WHAT IS ASKED → Tell me how many lines hold "next", please, using only the number.

** Start RECORD LIST **

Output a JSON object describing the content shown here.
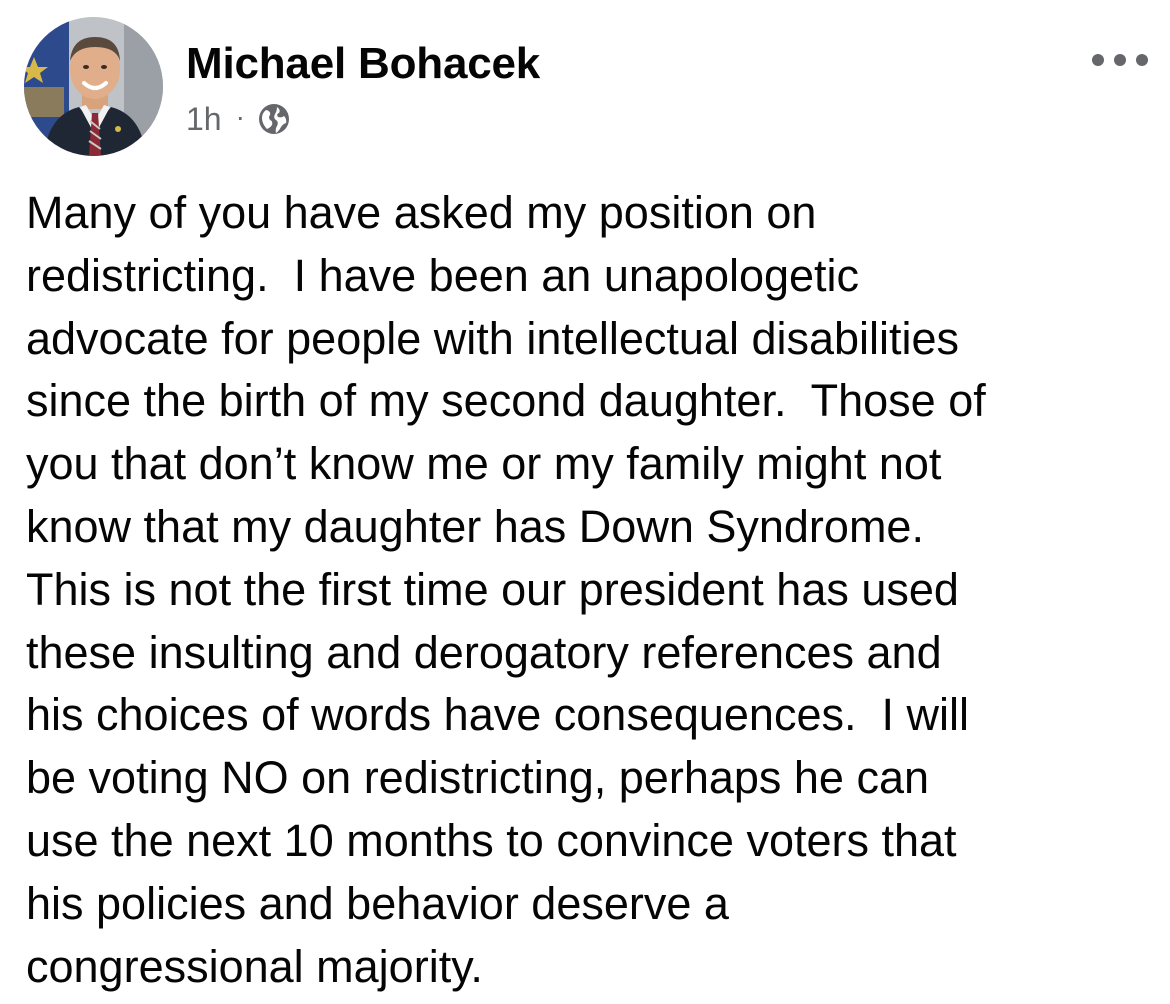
{
  "author": {
    "name": "Michael Bohacek",
    "avatar_icon": "profile-photo"
  },
  "meta": {
    "timestamp": "1h",
    "separator": "·",
    "audience_icon": "globe-icon"
  },
  "menu": {
    "more_icon": "more-horizontal-icon"
  },
  "post": {
    "lines": [
      "Many of you have asked my position on",
      "redistricting.  I have been an unapologetic",
      "advocate for people with intellectual disabilities",
      "since the birth of my second daughter.  Those of",
      "you that don’t know me or my family might not",
      "know that my daughter has Down Syndrome.",
      "This is not the first time our president has used",
      "these insulting and derogatory references and",
      "his choices of words have consequences.  I will",
      "be voting NO on redistricting, perhaps he can",
      "use the next 10 months to convince voters that",
      "his policies and behavior deserve a",
      "congressional majority."
    ]
  },
  "colors": {
    "text_primary": "#050505",
    "text_secondary": "#65676b",
    "background": "#ffffff"
  }
}
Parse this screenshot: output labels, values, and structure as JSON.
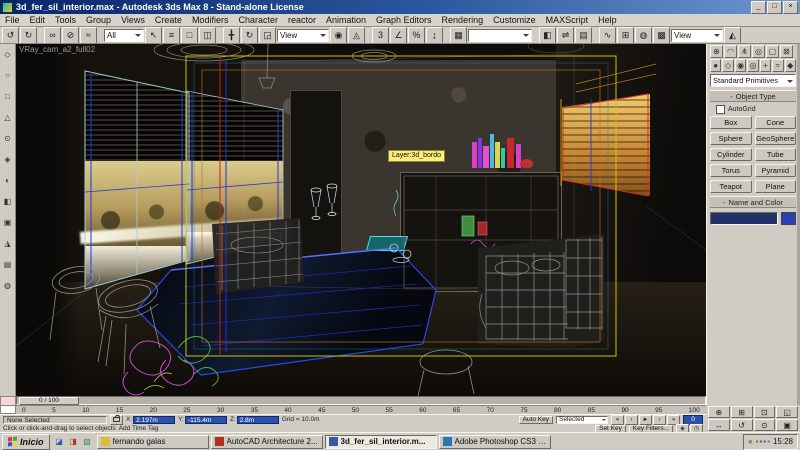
{
  "window": {
    "title": "3d_fer_sil_interior.max - Autodesk 3ds Max 8 - Stand-alone License",
    "controls": {
      "minimize": "_",
      "maximize": "□",
      "close": "×"
    }
  },
  "menu": {
    "items": [
      "File",
      "Edit",
      "Tools",
      "Group",
      "Views",
      "Create",
      "Modifiers",
      "Character",
      "reactor",
      "Animation",
      "Graph Editors",
      "Rendering",
      "Customize",
      "MAXScript",
      "Help"
    ]
  },
  "toolbar": {
    "items": [
      {
        "name": "undo-icon",
        "glyph": "↺",
        "cls": "btn"
      },
      {
        "name": "redo-icon",
        "glyph": "↻",
        "cls": "btn"
      },
      {
        "name": "toolbar-separator",
        "cls": "sep"
      },
      {
        "name": "select-and-link-icon",
        "glyph": "∞",
        "cls": "btn"
      },
      {
        "name": "unlink-selection-icon",
        "glyph": "⊘",
        "cls": "btn"
      },
      {
        "name": "bind-to-spacewarp-icon",
        "glyph": "≈",
        "cls": "btn"
      },
      {
        "name": "toolbar-separator",
        "cls": "sep"
      },
      {
        "name": "selection-filter-combo",
        "label": "All",
        "cls": "combo w40"
      },
      {
        "name": "select-object-icon",
        "glyph": "↖",
        "cls": "btn"
      },
      {
        "name": "select-by-name-icon",
        "glyph": "≡",
        "cls": "btn"
      },
      {
        "name": "rectangular-selection-icon",
        "glyph": "□",
        "cls": "btn"
      },
      {
        "name": "window-crossing-icon",
        "glyph": "◫",
        "cls": "btn"
      },
      {
        "name": "toolbar-separator",
        "cls": "sep"
      },
      {
        "name": "select-and-move-icon",
        "glyph": "╋",
        "cls": "btn"
      },
      {
        "name": "select-and-rotate-icon",
        "glyph": "↻",
        "cls": "btn"
      },
      {
        "name": "select-and-scale-icon",
        "glyph": "◲",
        "cls": "btn"
      },
      {
        "name": "reference-coordinate-combo",
        "label": "View",
        "cls": "combo w52"
      },
      {
        "name": "use-pivot-center-icon",
        "glyph": "◉",
        "cls": "btn"
      },
      {
        "name": "select-and-manipulate-icon",
        "glyph": "◬",
        "cls": "btn"
      },
      {
        "name": "toolbar-separator",
        "cls": "sep"
      },
      {
        "name": "snap-toggle-icon",
        "glyph": "3",
        "cls": "btn"
      },
      {
        "name": "angle-snap-icon",
        "glyph": "∠",
        "cls": "btn"
      },
      {
        "name": "percent-snap-icon",
        "glyph": "%",
        "cls": "btn"
      },
      {
        "name": "spinner-snap-icon",
        "glyph": "↨",
        "cls": "btn"
      },
      {
        "name": "toolbar-separator",
        "cls": "sep"
      },
      {
        "name": "named-selection-sets-icon",
        "glyph": "▦",
        "cls": "btn"
      },
      {
        "name": "named-sets-combo",
        "label": "",
        "cls": "combo w64"
      },
      {
        "name": "toolbar-separator",
        "cls": "sep"
      },
      {
        "name": "mirror-icon",
        "glyph": "◧",
        "cls": "btn"
      },
      {
        "name": "align-icon",
        "glyph": "⇌",
        "cls": "btn"
      },
      {
        "name": "layer-manager-icon",
        "glyph": "▤",
        "cls": "btn"
      },
      {
        "name": "toolbar-separator",
        "cls": "sep"
      },
      {
        "name": "curve-editor-icon",
        "glyph": "∿",
        "cls": "btn"
      },
      {
        "name": "schematic-view-icon",
        "glyph": "⊞",
        "cls": "btn"
      },
      {
        "name": "material-editor-icon",
        "glyph": "◍",
        "cls": "btn"
      },
      {
        "name": "render-scene-icon",
        "glyph": "▩",
        "cls": "btn"
      },
      {
        "name": "render-type-combo",
        "label": "View",
        "cls": "combo w52"
      },
      {
        "name": "quick-render-icon",
        "glyph": "◭",
        "cls": "btn"
      }
    ]
  },
  "left_toolbar": {
    "items": [
      {
        "name": "left-toolbar-button-1",
        "glyph": "◇"
      },
      {
        "name": "left-toolbar-button-2",
        "glyph": "○"
      },
      {
        "name": "left-toolbar-button-3",
        "glyph": "□"
      },
      {
        "name": "left-toolbar-button-4",
        "glyph": "△"
      },
      {
        "name": "left-toolbar-button-5",
        "glyph": "⊙"
      },
      {
        "name": "left-toolbar-button-6",
        "glyph": "◈"
      },
      {
        "name": "left-toolbar-button-7",
        "glyph": "◐"
      },
      {
        "name": "left-toolbar-button-8",
        "glyph": "◧"
      },
      {
        "name": "left-toolbar-button-9",
        "glyph": "▣"
      },
      {
        "name": "left-toolbar-button-10",
        "glyph": "◮"
      },
      {
        "name": "left-toolbar-button-11",
        "glyph": "▤"
      },
      {
        "name": "left-toolbar-button-12",
        "glyph": "◍"
      }
    ]
  },
  "viewport": {
    "camera_label": "VRay_cam_a2_full02",
    "tooltip": "Layer:3d_bordo"
  },
  "command_panel": {
    "tabs": [
      {
        "name": "create-tab",
        "glyph": "⊕"
      },
      {
        "name": "modify-tab",
        "glyph": "◠"
      },
      {
        "name": "hierarchy-tab",
        "glyph": "⋔"
      },
      {
        "name": "motion-tab",
        "glyph": "◎"
      },
      {
        "name": "display-tab",
        "glyph": "▢"
      },
      {
        "name": "utilities-tab",
        "glyph": "⊠"
      }
    ],
    "categories": [
      {
        "name": "geometry-category-icon",
        "glyph": "●"
      },
      {
        "name": "shapes-category-icon",
        "glyph": "◇"
      },
      {
        "name": "lights-category-icon",
        "glyph": "◉"
      },
      {
        "name": "cameras-category-icon",
        "glyph": "◎"
      },
      {
        "name": "helpers-category-icon",
        "glyph": "+"
      },
      {
        "name": "spacewarps-category-icon",
        "glyph": "≈"
      },
      {
        "name": "systems-category-icon",
        "glyph": "◆"
      }
    ],
    "dropdown_value": "Standard Primitives",
    "collapse_glyph": "-",
    "rollout_object_type": "Object Type",
    "autogrid_label": "AutoGrid",
    "object_buttons": [
      "Box",
      "Cone",
      "Sphere",
      "GeoSphere",
      "Cylinder",
      "Tube",
      "Torus",
      "Pyramid",
      "Teapot",
      "Plane"
    ],
    "rollout_name_color": "Name and Color"
  },
  "timeline": {
    "slider_label": "0 / 100",
    "ticks": [
      "0",
      "5",
      "10",
      "15",
      "20",
      "25",
      "30",
      "35",
      "40",
      "45",
      "50",
      "55",
      "60",
      "65",
      "70",
      "75",
      "80",
      "85",
      "90",
      "95",
      "100"
    ]
  },
  "status_bar": {
    "selection_status": "None Selected",
    "prompt": "Click or click-and-drag to select objects",
    "add_time_tag": "Add Time Tag",
    "x_label": "X:",
    "y_label": "Y:",
    "z_label": "Z:",
    "x_value": "2.197m",
    "y_value": "-115.4m",
    "z_value": "2.8m",
    "grid_label": "Grid = 10.0m",
    "auto_key": "Auto Key",
    "set_key": "Set Key",
    "selected_combo": "Selected",
    "key_filters": "Key Filters...",
    "frame_field": "0",
    "playback": [
      {
        "name": "go-to-start-icon",
        "glyph": "«"
      },
      {
        "name": "previous-frame-icon",
        "glyph": "‹"
      },
      {
        "name": "play-icon",
        "glyph": "►"
      },
      {
        "name": "next-frame-icon",
        "glyph": "›"
      },
      {
        "name": "go-to-end-icon",
        "glyph": "»"
      }
    ],
    "extra_icons": [
      {
        "name": "key-mode-icon",
        "glyph": "◈"
      },
      {
        "name": "time-configuration-icon",
        "glyph": "◷"
      }
    ]
  },
  "nav_cluster": {
    "items": [
      {
        "name": "zoom-icon",
        "glyph": "⊕"
      },
      {
        "name": "zoom-all-icon",
        "glyph": "⊞"
      },
      {
        "name": "zoom-extents-icon",
        "glyph": "⊡"
      },
      {
        "name": "zoom-region-icon",
        "glyph": "◱"
      },
      {
        "name": "pan-icon",
        "glyph": "↔"
      },
      {
        "name": "arc-rotate-icon",
        "glyph": "↺"
      },
      {
        "name": "field-of-view-icon",
        "glyph": "⊙"
      },
      {
        "name": "maximize-viewport-icon",
        "glyph": "▣"
      }
    ]
  },
  "taskbar": {
    "start_label": "Inicio",
    "quick_launch": [
      {
        "name": "quick-launch-icon-1",
        "glyph": "◪",
        "cls": "q1"
      },
      {
        "name": "quick-launch-icon-2",
        "glyph": "◨",
        "cls": "q2"
      },
      {
        "name": "quick-launch-icon-3",
        "glyph": "▨",
        "cls": "q3"
      }
    ],
    "tasks": [
      {
        "name": "taskbar-item",
        "label": "fernando galas",
        "cls": "",
        "ico": "ico-folder"
      },
      {
        "name": "taskbar-item",
        "label": "AutoCAD Architecture 2...",
        "cls": "",
        "ico": "ico-acad"
      },
      {
        "name": "taskbar-item",
        "label": "3d_fer_sil_interior.m...",
        "cls": "active",
        "ico": "ico-max"
      },
      {
        "name": "taskbar-item",
        "label": "Adobe Photoshop CS3 E...",
        "cls": "",
        "ico": "ico-ps"
      }
    ],
    "tray_chevron": "«",
    "tray_icons": [
      {
        "name": "tray-icon-1",
        "glyph": "▪",
        "cls": "t1"
      },
      {
        "name": "tray-icon-2",
        "glyph": "▪",
        "cls": "t2"
      },
      {
        "name": "tray-icon-3",
        "glyph": "▪",
        "cls": "t3"
      },
      {
        "name": "tray-icon-4",
        "glyph": "▪",
        "cls": "t4"
      }
    ],
    "time": "15:28"
  }
}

** End RECORD LIST **

SOLUTION TO THIS EXERCISE → 2